Say how many lines contain the string "konsumenta". Give no other output.
┌────────
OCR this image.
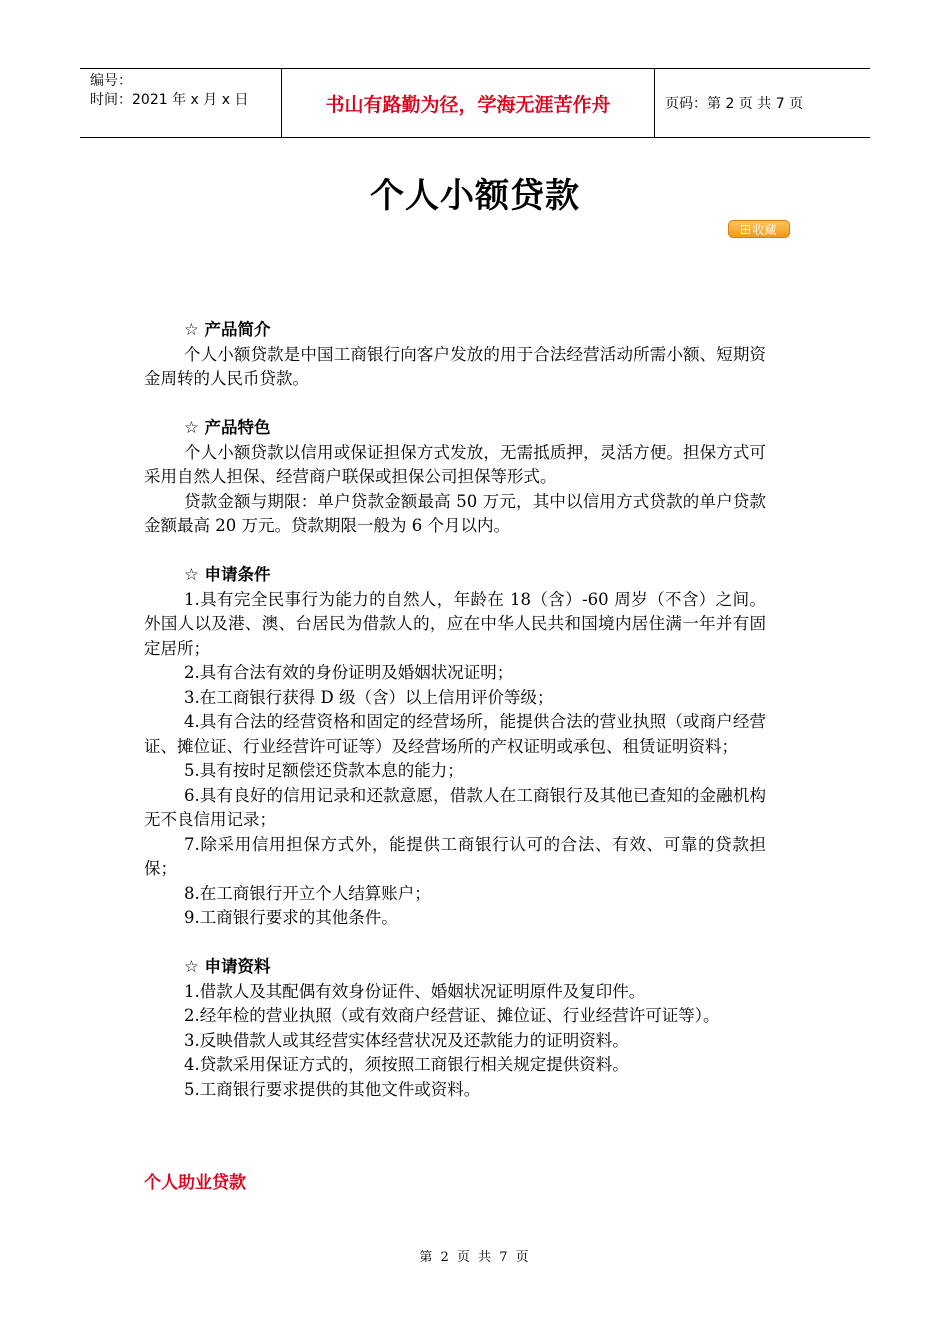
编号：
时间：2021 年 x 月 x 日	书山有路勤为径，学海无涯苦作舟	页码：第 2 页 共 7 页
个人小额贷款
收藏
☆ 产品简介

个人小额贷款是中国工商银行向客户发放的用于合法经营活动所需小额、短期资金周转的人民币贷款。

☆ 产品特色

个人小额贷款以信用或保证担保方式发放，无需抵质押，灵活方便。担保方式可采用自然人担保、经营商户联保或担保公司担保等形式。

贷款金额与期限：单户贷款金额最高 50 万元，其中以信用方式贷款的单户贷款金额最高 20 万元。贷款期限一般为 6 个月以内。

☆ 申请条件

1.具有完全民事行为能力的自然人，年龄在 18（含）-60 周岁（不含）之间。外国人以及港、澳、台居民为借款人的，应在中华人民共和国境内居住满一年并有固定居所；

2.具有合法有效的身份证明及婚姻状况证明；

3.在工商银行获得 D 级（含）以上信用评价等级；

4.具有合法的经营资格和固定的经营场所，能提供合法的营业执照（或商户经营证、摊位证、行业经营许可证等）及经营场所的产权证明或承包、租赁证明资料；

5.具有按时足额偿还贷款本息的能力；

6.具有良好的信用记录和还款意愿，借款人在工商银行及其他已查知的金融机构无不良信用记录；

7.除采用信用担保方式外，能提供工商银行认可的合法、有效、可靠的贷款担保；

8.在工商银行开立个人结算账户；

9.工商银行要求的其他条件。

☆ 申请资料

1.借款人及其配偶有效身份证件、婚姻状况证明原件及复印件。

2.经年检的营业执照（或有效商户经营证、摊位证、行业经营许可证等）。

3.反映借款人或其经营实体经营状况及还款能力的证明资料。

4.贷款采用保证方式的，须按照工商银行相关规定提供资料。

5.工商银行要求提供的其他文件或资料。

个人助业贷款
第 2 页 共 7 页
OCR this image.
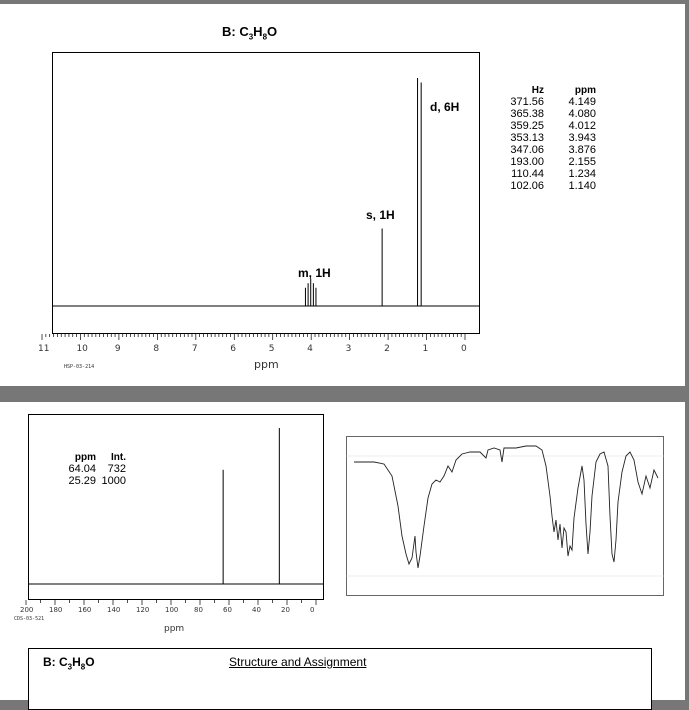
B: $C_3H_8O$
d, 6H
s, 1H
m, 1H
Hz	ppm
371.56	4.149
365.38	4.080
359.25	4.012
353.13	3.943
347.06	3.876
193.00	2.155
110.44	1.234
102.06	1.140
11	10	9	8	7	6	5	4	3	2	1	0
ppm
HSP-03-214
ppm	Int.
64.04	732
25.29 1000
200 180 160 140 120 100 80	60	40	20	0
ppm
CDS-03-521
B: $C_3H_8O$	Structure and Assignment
└────────
┌────────
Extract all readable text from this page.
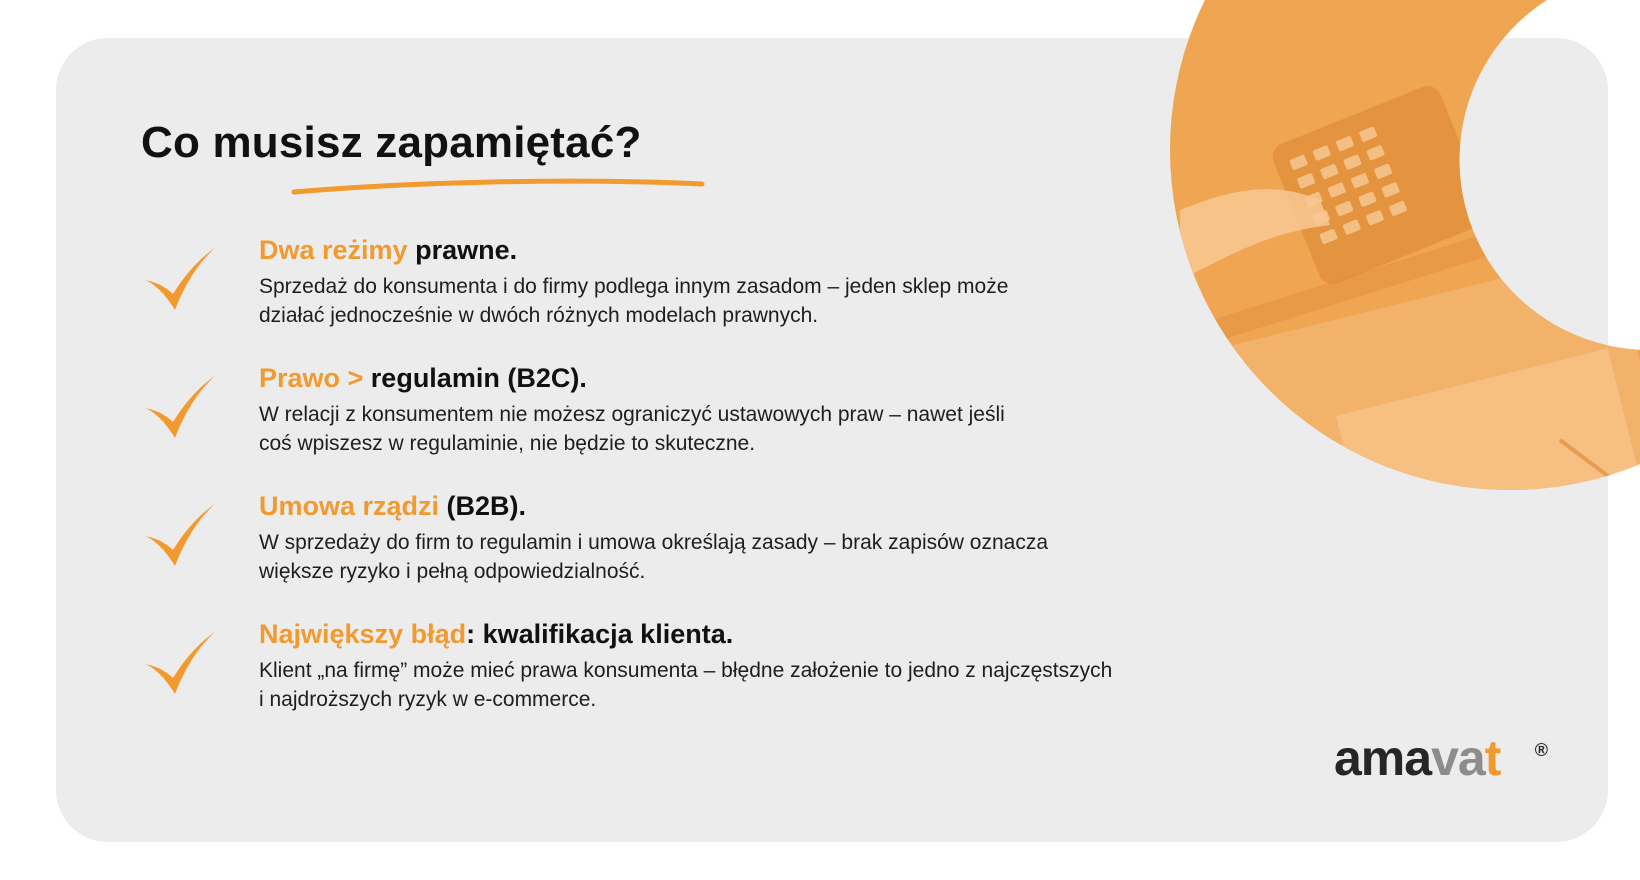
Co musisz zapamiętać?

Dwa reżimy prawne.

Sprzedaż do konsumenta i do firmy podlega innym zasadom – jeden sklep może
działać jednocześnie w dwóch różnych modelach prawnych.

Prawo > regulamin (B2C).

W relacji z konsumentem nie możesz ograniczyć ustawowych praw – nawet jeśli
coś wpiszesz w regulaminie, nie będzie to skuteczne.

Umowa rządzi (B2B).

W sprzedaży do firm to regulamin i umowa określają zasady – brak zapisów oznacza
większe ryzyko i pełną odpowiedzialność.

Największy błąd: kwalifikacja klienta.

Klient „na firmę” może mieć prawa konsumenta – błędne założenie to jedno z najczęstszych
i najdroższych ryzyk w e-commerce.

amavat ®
└────────
Written response -
2